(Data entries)
■ ■ ■ ■ ■ ■ ■

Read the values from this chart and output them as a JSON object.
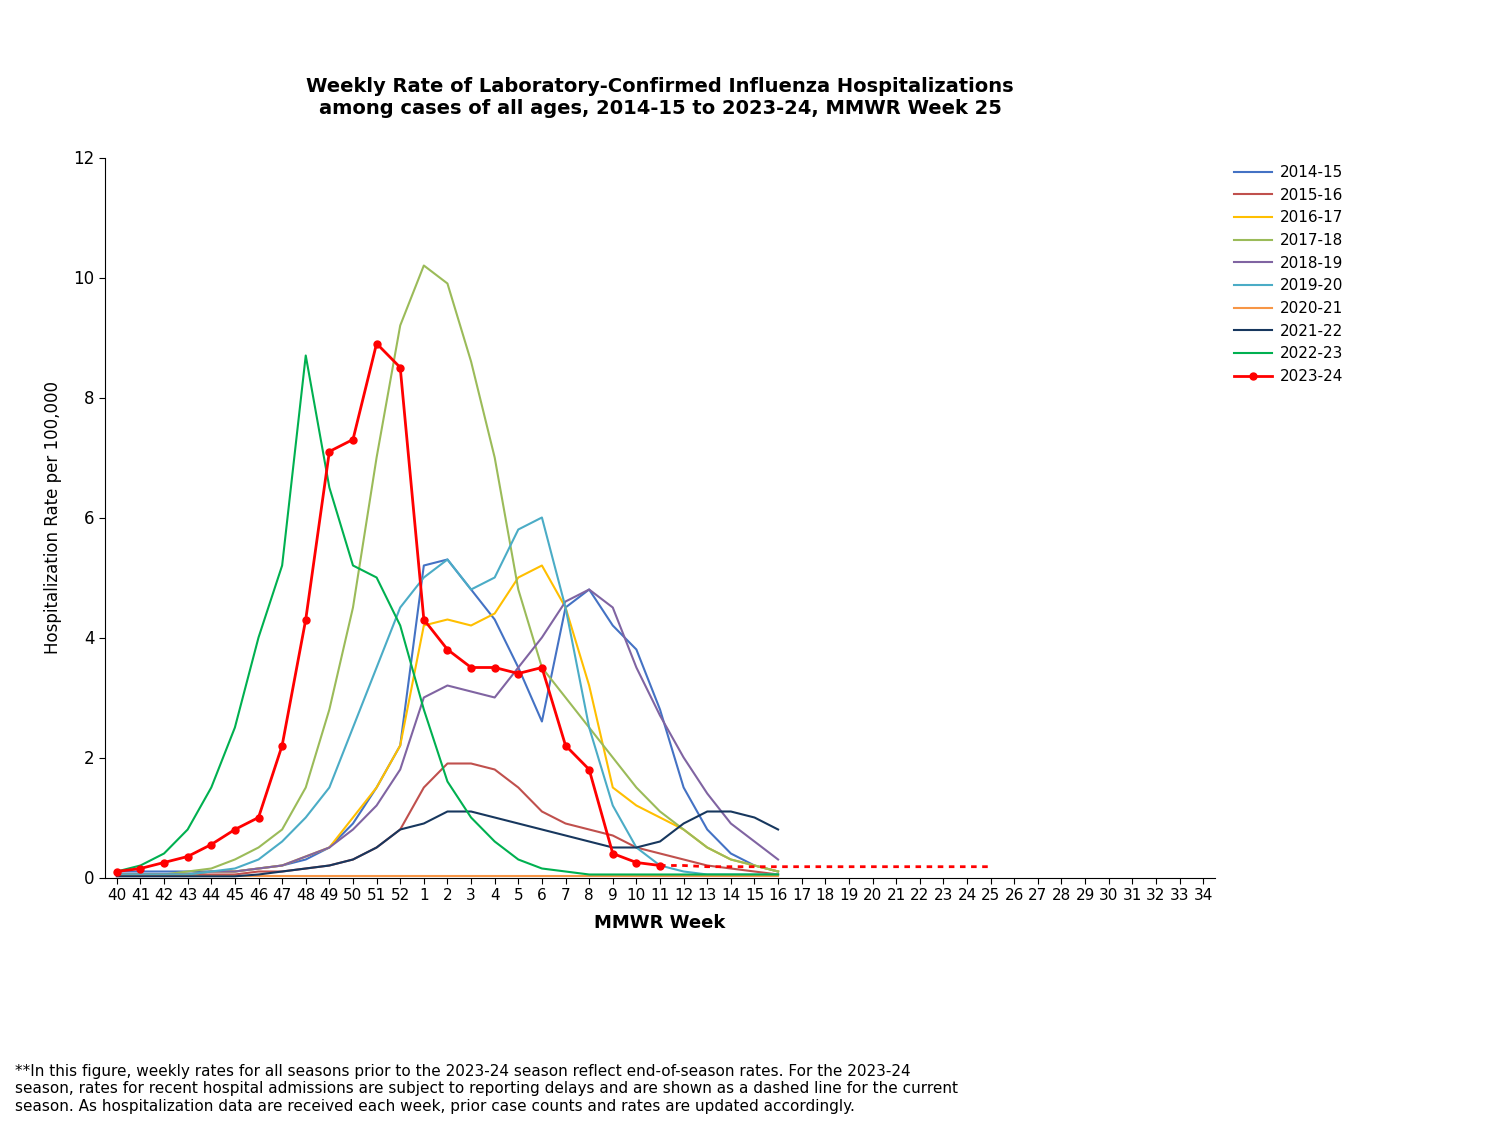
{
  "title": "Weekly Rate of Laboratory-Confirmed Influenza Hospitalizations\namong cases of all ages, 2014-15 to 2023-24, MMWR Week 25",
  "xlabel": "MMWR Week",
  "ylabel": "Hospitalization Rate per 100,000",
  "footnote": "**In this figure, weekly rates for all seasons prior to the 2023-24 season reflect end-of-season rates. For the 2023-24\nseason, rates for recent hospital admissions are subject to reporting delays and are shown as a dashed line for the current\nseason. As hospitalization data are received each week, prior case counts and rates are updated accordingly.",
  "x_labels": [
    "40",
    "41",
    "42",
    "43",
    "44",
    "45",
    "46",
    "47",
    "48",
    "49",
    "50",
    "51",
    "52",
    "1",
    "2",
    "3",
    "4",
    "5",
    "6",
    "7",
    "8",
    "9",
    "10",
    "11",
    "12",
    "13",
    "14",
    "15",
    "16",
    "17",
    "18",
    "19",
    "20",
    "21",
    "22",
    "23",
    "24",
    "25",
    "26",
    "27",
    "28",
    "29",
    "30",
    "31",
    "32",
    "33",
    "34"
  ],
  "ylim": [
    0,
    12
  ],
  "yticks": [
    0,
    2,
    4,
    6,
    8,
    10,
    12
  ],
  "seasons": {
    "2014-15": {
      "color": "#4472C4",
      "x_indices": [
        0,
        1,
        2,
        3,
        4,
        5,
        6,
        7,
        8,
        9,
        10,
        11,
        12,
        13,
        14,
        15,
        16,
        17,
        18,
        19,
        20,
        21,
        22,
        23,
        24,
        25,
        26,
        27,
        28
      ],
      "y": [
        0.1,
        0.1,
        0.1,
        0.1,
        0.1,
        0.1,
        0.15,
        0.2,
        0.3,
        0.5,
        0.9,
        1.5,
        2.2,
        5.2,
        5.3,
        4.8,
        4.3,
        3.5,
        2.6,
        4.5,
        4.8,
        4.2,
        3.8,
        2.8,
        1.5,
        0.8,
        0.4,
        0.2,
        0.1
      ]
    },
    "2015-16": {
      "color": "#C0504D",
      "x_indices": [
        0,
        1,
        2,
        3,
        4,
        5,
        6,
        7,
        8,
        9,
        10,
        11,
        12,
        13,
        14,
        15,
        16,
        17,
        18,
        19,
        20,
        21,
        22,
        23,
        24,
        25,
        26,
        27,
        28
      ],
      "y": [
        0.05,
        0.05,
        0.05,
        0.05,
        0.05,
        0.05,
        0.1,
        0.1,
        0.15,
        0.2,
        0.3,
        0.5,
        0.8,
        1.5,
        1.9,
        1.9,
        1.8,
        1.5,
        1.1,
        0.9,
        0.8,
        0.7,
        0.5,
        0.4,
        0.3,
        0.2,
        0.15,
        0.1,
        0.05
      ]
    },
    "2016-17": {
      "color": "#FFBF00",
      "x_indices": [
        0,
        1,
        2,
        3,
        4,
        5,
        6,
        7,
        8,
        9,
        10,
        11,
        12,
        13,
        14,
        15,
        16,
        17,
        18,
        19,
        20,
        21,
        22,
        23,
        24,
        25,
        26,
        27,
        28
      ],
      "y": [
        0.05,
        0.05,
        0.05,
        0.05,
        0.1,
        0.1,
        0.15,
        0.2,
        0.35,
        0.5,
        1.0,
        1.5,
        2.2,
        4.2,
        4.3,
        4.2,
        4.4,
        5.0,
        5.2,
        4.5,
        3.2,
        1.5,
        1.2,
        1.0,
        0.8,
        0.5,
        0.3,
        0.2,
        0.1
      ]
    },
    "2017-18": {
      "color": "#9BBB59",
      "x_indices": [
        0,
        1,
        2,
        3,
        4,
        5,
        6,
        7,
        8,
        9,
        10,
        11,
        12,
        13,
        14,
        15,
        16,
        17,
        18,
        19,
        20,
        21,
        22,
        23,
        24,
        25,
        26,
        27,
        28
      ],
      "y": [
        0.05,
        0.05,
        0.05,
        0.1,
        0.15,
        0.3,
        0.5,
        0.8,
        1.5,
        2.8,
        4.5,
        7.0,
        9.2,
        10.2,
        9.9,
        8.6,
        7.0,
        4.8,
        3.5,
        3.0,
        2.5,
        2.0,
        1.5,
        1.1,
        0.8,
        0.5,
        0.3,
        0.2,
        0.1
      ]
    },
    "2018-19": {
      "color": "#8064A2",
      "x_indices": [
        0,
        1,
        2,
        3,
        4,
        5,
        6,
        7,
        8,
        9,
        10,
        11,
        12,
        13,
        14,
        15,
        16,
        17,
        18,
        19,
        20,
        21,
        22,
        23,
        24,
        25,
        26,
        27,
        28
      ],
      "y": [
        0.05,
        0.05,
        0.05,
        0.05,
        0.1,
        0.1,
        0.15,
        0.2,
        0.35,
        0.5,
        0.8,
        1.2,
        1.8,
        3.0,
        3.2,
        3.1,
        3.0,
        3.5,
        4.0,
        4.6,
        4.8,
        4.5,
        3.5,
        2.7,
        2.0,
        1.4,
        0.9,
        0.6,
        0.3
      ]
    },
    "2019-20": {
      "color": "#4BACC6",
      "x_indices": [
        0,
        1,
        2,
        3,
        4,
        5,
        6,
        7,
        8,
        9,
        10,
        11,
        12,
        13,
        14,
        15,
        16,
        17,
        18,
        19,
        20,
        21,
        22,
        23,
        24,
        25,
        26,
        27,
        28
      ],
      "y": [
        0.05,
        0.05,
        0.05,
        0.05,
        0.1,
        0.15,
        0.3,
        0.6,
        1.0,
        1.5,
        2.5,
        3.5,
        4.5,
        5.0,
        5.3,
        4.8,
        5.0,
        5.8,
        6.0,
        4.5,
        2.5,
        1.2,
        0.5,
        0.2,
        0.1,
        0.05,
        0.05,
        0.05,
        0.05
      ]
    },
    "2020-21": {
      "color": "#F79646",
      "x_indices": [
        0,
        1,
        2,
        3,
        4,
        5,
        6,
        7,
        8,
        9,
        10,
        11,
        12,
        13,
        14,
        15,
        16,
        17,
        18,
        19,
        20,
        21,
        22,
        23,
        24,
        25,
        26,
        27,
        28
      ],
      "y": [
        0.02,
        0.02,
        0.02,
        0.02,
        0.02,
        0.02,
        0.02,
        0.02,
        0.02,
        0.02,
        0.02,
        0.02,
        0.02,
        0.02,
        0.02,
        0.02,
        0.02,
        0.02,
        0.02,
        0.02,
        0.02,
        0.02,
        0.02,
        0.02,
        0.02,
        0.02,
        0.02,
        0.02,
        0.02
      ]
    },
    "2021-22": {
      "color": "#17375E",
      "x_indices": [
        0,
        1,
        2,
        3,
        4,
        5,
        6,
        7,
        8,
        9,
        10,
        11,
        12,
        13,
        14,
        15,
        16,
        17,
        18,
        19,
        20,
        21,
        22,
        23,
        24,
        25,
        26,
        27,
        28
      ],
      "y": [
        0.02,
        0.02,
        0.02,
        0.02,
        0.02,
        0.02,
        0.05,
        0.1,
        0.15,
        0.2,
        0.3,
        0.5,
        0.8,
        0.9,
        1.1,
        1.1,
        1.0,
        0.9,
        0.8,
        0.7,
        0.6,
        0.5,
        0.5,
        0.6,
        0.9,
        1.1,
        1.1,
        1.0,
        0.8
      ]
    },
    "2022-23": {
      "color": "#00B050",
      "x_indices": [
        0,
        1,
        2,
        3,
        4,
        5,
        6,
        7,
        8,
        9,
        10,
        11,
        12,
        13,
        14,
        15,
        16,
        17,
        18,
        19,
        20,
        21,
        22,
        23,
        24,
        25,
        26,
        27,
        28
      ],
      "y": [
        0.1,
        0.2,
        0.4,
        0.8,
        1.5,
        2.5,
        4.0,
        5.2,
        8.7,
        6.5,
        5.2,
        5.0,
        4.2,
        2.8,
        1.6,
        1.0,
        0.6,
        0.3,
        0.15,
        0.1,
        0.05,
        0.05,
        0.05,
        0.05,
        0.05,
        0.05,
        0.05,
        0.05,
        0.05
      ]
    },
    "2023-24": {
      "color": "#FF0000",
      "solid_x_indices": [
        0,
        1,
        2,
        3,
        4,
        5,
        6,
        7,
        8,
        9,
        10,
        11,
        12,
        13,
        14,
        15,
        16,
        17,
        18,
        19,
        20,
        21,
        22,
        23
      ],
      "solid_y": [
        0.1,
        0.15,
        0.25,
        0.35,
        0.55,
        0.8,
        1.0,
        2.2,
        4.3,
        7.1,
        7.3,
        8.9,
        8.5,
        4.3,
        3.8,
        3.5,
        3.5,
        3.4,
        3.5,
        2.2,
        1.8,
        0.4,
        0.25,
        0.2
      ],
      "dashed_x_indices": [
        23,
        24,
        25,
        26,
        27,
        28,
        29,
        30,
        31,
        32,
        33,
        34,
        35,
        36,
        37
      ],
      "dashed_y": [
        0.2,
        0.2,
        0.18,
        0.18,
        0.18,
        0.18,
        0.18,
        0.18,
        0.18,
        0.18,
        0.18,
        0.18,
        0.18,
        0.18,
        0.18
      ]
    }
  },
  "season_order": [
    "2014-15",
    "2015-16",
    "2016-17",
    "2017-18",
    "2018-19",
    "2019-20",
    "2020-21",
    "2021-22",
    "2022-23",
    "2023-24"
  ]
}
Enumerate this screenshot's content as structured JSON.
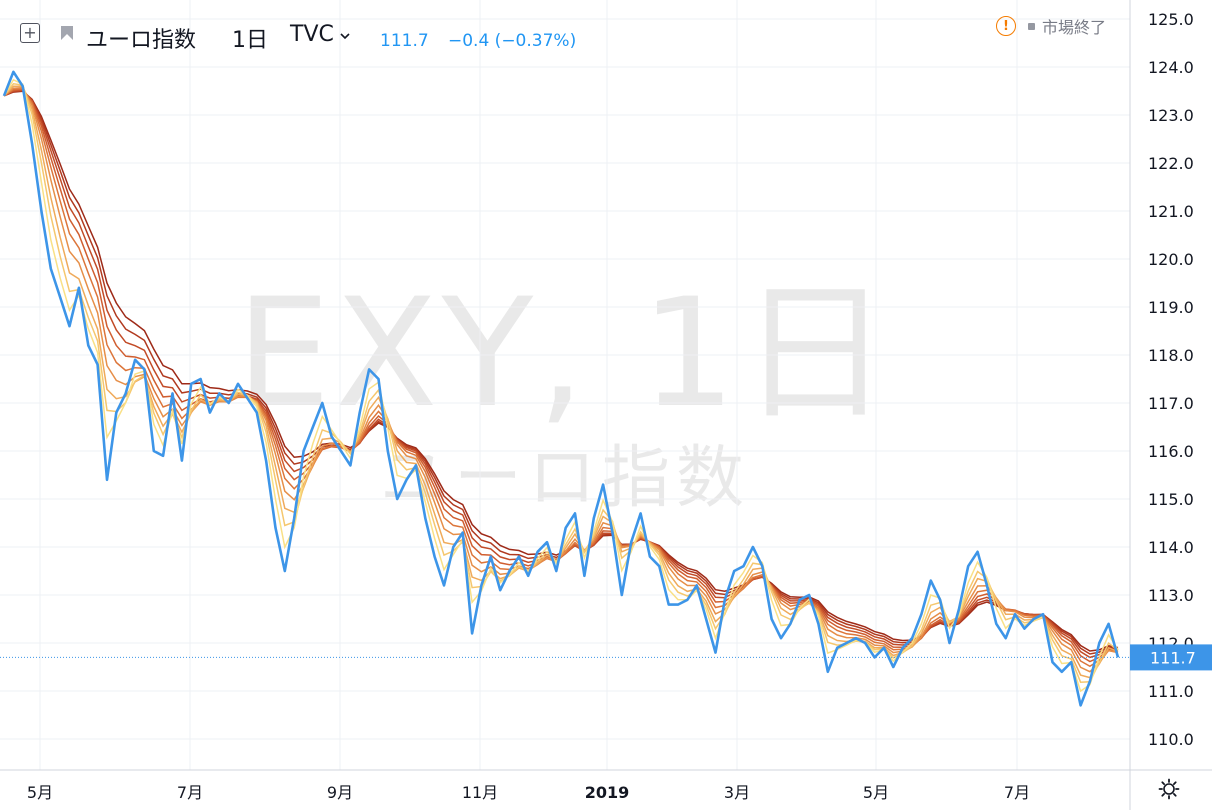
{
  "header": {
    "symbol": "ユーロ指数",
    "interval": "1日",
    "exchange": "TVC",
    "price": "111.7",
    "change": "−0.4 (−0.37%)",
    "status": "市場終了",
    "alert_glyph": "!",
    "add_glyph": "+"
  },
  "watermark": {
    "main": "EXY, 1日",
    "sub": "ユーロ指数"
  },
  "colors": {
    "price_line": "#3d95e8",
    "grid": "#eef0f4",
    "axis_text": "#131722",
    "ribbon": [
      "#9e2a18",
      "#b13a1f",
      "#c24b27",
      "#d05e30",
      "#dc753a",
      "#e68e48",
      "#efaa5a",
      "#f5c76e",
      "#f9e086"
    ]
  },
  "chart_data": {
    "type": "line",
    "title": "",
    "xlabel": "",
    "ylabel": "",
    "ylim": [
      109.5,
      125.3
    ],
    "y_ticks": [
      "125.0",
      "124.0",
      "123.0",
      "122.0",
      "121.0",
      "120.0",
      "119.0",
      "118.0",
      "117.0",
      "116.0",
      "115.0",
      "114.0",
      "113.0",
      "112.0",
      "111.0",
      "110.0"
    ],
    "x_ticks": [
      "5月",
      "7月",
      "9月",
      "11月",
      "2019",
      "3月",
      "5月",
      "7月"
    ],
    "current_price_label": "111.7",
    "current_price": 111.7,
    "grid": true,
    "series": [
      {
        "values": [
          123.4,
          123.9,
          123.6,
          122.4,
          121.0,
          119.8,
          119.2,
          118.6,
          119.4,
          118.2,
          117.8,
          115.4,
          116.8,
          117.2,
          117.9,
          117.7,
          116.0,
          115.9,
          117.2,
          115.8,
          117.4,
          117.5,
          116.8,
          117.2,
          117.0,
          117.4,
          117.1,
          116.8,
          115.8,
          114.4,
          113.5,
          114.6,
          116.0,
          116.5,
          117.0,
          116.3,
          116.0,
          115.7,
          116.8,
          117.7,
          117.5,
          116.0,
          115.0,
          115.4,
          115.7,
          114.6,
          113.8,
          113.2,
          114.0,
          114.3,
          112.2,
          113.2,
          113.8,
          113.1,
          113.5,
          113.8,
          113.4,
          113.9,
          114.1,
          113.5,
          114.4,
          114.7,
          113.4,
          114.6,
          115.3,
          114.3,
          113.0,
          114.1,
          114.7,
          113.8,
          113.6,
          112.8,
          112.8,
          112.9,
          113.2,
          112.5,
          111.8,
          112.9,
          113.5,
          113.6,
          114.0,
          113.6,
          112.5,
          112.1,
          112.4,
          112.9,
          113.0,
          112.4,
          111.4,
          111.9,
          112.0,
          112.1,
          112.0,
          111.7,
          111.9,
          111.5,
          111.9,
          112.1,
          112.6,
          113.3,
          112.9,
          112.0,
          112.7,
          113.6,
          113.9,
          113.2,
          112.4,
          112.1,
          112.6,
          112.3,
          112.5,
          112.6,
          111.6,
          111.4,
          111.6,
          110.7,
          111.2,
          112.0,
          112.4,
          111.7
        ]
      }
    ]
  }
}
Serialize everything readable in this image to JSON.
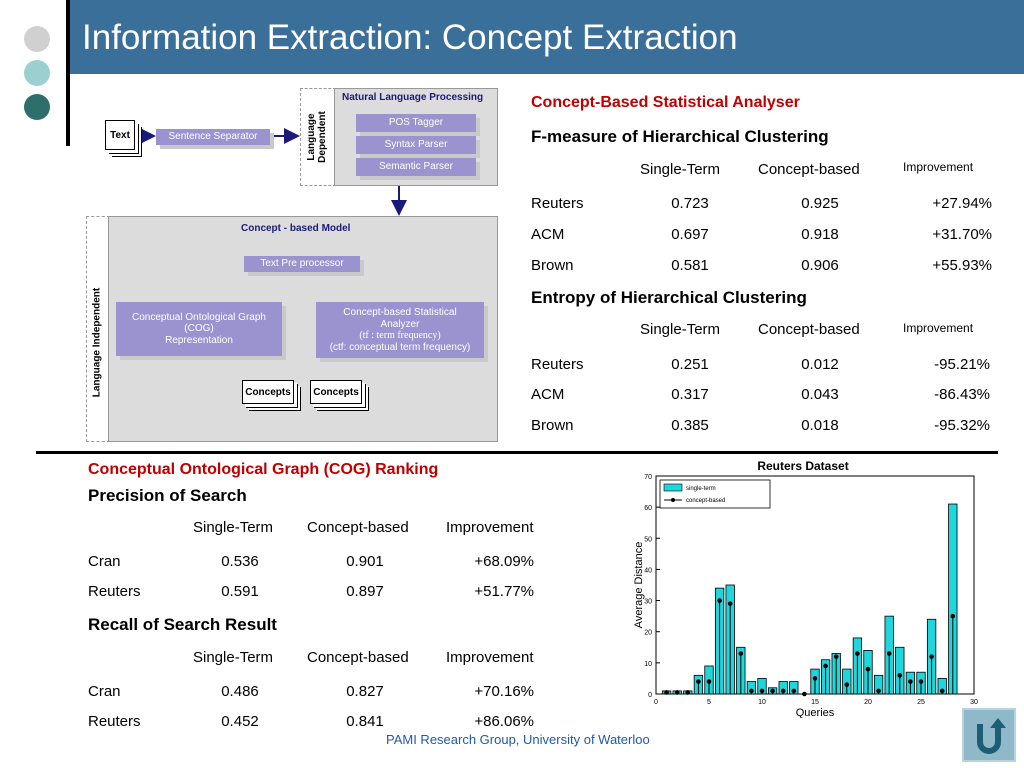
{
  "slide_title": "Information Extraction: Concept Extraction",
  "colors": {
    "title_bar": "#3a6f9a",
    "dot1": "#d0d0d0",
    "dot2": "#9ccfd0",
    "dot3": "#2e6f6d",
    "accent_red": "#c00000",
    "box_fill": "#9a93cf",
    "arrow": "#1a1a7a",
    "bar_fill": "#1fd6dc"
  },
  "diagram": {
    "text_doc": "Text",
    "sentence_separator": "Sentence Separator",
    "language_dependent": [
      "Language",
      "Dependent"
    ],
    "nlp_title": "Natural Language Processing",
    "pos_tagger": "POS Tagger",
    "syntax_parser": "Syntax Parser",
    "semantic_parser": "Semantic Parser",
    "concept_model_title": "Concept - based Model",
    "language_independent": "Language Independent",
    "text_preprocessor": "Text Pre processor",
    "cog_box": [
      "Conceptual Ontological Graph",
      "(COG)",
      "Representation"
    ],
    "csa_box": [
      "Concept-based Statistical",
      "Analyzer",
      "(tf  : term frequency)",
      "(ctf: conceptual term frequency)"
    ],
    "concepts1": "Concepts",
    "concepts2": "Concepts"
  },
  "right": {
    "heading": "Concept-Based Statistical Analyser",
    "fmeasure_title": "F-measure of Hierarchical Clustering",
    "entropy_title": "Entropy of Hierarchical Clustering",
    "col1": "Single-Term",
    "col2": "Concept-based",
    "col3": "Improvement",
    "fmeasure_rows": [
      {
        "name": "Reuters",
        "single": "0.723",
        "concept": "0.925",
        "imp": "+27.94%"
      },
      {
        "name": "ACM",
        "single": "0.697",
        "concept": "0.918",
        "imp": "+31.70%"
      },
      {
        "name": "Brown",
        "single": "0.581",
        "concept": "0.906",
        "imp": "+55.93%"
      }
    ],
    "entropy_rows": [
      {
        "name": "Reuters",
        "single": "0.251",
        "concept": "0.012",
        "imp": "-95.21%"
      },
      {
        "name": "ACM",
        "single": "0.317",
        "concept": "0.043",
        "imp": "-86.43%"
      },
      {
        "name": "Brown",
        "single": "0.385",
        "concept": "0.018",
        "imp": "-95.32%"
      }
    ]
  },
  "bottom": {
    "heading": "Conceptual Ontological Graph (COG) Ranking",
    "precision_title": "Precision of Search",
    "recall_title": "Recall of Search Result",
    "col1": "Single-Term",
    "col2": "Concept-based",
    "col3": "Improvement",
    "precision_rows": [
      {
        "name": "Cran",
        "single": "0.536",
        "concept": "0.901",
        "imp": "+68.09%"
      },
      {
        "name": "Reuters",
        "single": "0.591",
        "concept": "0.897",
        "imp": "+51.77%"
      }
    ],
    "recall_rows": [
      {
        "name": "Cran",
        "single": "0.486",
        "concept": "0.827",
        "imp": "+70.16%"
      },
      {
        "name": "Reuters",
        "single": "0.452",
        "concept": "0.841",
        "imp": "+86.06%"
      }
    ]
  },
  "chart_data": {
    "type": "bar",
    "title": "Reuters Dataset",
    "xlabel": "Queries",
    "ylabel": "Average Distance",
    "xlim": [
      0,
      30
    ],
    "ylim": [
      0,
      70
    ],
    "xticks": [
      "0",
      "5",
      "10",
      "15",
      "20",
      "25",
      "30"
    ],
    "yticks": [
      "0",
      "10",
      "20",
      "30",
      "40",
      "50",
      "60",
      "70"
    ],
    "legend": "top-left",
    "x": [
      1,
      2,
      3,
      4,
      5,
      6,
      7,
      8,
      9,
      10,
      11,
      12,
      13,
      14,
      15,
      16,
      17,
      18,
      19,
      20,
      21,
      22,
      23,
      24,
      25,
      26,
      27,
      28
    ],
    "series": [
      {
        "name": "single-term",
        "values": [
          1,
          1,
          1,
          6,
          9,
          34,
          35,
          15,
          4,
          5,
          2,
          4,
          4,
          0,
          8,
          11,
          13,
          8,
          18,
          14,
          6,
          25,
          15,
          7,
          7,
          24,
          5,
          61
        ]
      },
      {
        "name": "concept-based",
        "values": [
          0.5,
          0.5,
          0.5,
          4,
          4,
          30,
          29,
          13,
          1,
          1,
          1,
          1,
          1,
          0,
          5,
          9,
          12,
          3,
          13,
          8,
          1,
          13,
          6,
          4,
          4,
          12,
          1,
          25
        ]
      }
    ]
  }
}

■ ■ ■ ■ ■ ■ ■

# [REQUIREMENTS]
Locate and copy each line in the data above that includes the word "Hierarchical".

# [SOLUTION TO THIS PROBLEM]
    "fmeasure_title": "F-measure of Hierarchical Clustering",
    "entropy_title": "Entropy of Hierarchical Clustering",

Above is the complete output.